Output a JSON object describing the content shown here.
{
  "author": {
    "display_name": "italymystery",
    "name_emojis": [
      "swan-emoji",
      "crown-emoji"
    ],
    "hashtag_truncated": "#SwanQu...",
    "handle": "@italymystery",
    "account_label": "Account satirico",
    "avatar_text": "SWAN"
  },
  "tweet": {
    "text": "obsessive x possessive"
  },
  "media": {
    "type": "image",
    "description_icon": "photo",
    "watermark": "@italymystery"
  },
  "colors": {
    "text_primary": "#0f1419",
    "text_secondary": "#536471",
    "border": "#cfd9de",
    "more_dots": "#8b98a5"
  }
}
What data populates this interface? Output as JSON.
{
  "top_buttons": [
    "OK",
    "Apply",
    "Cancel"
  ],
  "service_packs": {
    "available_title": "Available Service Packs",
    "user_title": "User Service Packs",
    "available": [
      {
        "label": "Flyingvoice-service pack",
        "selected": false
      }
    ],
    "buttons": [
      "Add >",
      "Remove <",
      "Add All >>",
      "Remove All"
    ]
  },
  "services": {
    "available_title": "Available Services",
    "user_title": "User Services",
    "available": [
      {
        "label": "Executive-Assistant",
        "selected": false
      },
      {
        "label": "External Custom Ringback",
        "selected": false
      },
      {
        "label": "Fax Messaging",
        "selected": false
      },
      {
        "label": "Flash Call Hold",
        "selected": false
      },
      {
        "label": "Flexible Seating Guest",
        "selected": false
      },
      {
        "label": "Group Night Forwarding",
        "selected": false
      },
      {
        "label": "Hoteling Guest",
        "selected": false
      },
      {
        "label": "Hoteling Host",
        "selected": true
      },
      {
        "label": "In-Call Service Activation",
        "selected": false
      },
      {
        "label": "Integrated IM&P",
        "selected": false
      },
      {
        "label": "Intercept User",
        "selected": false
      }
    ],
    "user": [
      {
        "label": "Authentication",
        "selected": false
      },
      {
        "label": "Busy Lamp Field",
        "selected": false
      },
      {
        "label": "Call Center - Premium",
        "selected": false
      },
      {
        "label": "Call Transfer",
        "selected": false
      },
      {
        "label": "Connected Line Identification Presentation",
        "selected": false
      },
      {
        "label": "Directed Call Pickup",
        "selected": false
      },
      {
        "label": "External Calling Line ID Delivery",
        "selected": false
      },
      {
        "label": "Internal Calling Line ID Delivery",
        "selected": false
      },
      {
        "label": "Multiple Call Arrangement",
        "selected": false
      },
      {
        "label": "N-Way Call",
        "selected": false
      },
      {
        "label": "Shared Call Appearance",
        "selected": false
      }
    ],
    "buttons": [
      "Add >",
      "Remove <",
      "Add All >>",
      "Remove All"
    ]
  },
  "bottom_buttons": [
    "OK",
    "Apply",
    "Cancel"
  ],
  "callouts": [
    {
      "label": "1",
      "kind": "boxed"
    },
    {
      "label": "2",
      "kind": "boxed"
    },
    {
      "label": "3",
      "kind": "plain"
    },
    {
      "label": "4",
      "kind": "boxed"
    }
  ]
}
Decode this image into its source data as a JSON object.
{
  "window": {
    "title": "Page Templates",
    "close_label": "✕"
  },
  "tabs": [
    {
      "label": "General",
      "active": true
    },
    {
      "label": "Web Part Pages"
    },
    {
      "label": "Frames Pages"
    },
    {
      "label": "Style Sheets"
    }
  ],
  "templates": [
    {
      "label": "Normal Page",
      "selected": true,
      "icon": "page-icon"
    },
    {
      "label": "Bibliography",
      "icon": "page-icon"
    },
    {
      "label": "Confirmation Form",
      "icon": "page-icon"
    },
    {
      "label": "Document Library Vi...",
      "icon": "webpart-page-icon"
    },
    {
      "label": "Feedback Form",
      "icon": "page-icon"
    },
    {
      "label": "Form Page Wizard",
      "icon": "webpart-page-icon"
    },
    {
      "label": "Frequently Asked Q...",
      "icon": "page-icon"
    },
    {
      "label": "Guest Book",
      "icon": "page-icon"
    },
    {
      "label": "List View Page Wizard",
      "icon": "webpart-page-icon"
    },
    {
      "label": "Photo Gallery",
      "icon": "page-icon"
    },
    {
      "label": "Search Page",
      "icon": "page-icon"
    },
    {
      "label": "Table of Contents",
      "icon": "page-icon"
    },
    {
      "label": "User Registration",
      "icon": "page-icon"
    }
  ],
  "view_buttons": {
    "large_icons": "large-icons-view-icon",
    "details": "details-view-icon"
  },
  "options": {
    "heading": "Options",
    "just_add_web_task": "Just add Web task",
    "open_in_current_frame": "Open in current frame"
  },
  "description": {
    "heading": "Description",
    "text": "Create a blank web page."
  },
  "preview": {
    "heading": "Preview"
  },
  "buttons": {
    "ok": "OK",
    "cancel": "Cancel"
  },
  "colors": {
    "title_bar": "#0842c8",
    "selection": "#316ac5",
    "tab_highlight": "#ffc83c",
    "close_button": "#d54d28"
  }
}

==========

[EXERCISE PROMPT] Repeat the entries exactly, all of them.

[RESULT OF THIS TASK]
Output a JSON object describing the content shown here.
{
  "author": {
    "display_name": "italymystery",
    "name_emojis": [
      "swan-emoji",
      "crown-emoji"
    ],
    "hashtag_truncated": "#SwanQu...",
    "handle": "@italymystery",
    "account_label": "Account satirico",
    "avatar_text": "SWAN"
  },
  "tweet": {
    "text": "obsessive x possessive"
  },
  "media": {
    "type": "image",
    "description_icon": "photo",
    "watermark": "@italymystery"
  },
  "colors": {
    "text_primary": "#0f1419",
    "text_secondary": "#536471",
    "border": "#cfd9de",
    "more_dots": "#8b98a5"
  }
}
What data populates this interface? Output as JSON.
{
  "top_buttons": [
    "OK",
    "Apply",
    "Cancel"
  ],
  "service_packs": {
    "available_title": "Available Service Packs",
    "user_title": "User Service Packs",
    "available": [
      {
        "label": "Flyingvoice-service pack",
        "selected": false
      }
    ],
    "buttons": [
      "Add >",
      "Remove <",
      "Add All >>",
      "Remove All"
    ]
  },
  "services": {
    "available_title": "Available Services",
    "user_title": "User Services",
    "available": [
      {
        "label": "Executive-Assistant",
        "selected": false
      },
      {
        "label": "External Custom Ringback",
        "selected": false
      },
      {
        "label": "Fax Messaging",
        "selected": false
      },
      {
        "label": "Flash Call Hold",
        "selected": false
      },
      {
        "label": "Flexible Seating Guest",
        "selected": false
      },
      {
        "label": "Group Night Forwarding",
        "selected": false
      },
      {
        "label": "Hoteling Guest",
        "selected": false
      },
      {
        "label": "Hoteling Host",
        "selected": true
      },
      {
        "label": "In-Call Service Activation",
        "selected": false
      },
      {
        "label": "Integrated IM&P",
        "selected": false
      },
      {
        "label": "Intercept User",
        "selected": false
      }
    ],
    "user": [
      {
        "label": "Authentication",
        "selected": false
      },
      {
        "label": "Busy Lamp Field",
        "selected": false
      },
      {
        "label": "Call Center - Premium",
        "selected": false
      },
      {
        "label": "Call Transfer",
        "selected": false
      },
      {
        "label": "Connected Line Identification Presentation",
        "selected": false
      },
      {
        "label": "Directed Call Pickup",
        "selected": false
      },
      {
        "label": "External Calling Line ID Delivery",
        "selected": false
      },
      {
        "label": "Internal Calling Line ID Delivery",
        "selected": false
      },
      {
        "label": "Multiple Call Arrangement",
        "selected": false
      },
      {
        "label": "N-Way Call",
        "selected": false
      },
      {
        "label": "Shared Call Appearance",
        "selected": false
      }
    ],
    "buttons": [
      "Add >",
      "Remove <",
      "Add All >>",
      "Remove All"
    ]
  },
  "bottom_buttons": [
    "OK",
    "Apply",
    "Cancel"
  ],
  "callouts": [
    {
      "label": "1",
      "kind": "boxed"
    },
    {
      "label": "2",
      "kind": "boxed"
    },
    {
      "label": "3",
      "kind": "plain"
    },
    {
      "label": "4",
      "kind": "boxed"
    }
  ]
}
Decode this image into its source data as a JSON object.
{
  "window": {
    "title": "Page Templates",
    "close_label": "✕"
  },
  "tabs": [
    {
      "label": "General",
      "active": true
    },
    {
      "label": "Web Part Pages"
    },
    {
      "label": "Frames Pages"
    },
    {
      "label": "Style Sheets"
    }
  ],
  "templates": [
    {
      "label": "Normal Page",
      "selected": true,
      "icon": "page-icon"
    },
    {
      "label": "Bibliography",
      "icon": "page-icon"
    },
    {
      "label": "Confirmation Form",
      "icon": "page-icon"
    },
    {
      "label": "Document Library Vi...",
      "icon": "webpart-page-icon"
    },
    {
      "label": "Feedback Form",
      "icon": "page-icon"
    },
    {
      "label": "Form Page Wizard",
      "icon": "webpart-page-icon"
    },
    {
      "label": "Frequently Asked Q...",
      "icon": "page-icon"
    },
    {
      "label": "Guest Book",
      "icon": "page-icon"
    },
    {
      "label": "List View Page Wizard",
      "icon": "webpart-page-icon"
    },
    {
      "label": "Photo Gallery",
      "icon": "page-icon"
    },
    {
      "label": "Search Page",
      "icon": "page-icon"
    },
    {
      "label": "Table of Contents",
      "icon": "page-icon"
    },
    {
      "label": "User Registration",
      "icon": "page-icon"
    }
  ],
  "view_buttons": {
    "large_icons": "large-icons-view-icon",
    "details": "details-view-icon"
  },
  "options": {
    "heading": "Options",
    "just_add_web_task": "Just add Web task",
    "open_in_current_frame": "Open in current frame"
  },
  "description": {
    "heading": "Description",
    "text": "Create a blank web page."
  },
  "preview": {
    "heading": "Preview"
  },
  "buttons": {
    "ok": "OK",
    "cancel": "Cancel"
  },
  "colors": {
    "title_bar": "#0842c8",
    "selection": "#316ac5",
    "tab_highlight": "#ffc83c",
    "close_button": "#d54d28"
  }
}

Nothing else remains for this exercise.